→ **What to do**
Copy out the lines below word for word, everything from the first one down to and including the line that contains "- hidden-layer-1-label: 隐藏层".

→ **Supplied data**
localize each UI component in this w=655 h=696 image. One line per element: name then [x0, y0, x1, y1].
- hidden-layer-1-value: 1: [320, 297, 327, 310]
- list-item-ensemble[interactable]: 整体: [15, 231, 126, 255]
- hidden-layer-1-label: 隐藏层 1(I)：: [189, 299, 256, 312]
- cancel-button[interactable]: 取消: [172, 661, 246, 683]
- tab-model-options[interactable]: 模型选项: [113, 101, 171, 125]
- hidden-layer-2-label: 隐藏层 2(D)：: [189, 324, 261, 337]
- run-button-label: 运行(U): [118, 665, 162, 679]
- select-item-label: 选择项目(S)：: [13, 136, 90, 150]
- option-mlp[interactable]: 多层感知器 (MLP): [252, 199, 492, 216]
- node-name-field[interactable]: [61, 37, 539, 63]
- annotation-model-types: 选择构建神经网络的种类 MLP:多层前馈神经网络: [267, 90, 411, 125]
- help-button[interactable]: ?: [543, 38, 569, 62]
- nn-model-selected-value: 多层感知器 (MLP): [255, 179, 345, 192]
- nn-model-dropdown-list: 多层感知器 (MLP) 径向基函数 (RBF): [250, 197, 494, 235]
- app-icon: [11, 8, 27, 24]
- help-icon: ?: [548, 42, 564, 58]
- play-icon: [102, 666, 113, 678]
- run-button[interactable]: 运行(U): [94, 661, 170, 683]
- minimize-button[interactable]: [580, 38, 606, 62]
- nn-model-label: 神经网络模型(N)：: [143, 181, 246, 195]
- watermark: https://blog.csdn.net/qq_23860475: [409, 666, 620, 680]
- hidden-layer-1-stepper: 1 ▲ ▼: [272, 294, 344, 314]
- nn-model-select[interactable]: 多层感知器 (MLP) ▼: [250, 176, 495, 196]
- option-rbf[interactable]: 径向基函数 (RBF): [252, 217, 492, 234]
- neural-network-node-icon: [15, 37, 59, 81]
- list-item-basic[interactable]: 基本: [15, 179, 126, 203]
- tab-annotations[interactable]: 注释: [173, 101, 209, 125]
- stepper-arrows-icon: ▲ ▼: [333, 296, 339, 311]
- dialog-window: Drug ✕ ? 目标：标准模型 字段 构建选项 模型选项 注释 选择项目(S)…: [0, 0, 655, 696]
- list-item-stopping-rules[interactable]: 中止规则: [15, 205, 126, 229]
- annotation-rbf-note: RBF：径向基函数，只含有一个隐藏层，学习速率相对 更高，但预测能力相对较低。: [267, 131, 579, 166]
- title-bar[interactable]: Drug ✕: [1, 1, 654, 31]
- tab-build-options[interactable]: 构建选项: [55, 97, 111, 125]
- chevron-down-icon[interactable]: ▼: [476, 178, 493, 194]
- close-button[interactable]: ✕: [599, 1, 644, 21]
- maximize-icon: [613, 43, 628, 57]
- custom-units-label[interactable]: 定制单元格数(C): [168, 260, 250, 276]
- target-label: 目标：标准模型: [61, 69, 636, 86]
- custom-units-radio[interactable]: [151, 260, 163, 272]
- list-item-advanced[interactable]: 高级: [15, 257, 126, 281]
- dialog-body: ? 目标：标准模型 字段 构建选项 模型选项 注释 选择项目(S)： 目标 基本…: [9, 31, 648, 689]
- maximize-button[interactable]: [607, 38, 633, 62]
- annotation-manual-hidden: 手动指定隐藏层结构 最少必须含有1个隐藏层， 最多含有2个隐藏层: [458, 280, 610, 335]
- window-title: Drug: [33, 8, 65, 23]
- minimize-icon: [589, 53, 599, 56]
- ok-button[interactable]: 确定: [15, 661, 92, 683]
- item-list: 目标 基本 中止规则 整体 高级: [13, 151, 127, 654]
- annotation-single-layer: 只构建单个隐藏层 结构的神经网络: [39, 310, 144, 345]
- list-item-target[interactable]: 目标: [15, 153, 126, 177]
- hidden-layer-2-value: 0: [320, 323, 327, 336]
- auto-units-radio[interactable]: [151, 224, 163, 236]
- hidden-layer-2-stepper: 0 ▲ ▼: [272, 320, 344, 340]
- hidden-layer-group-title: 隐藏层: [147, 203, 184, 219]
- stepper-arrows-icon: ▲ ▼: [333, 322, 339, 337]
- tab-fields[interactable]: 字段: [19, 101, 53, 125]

→ **Written reply**
localize each UI component in this w=655 h=696 image. One line per element: name then [x0, y0, x1, y1].
- hidden-layer-1-value: 1: [320, 297, 327, 310]
- list-item-ensemble[interactable]: 整体: [15, 231, 126, 255]
- hidden-layer-1-label: 隐藏层 1(I)：: [189, 299, 256, 312]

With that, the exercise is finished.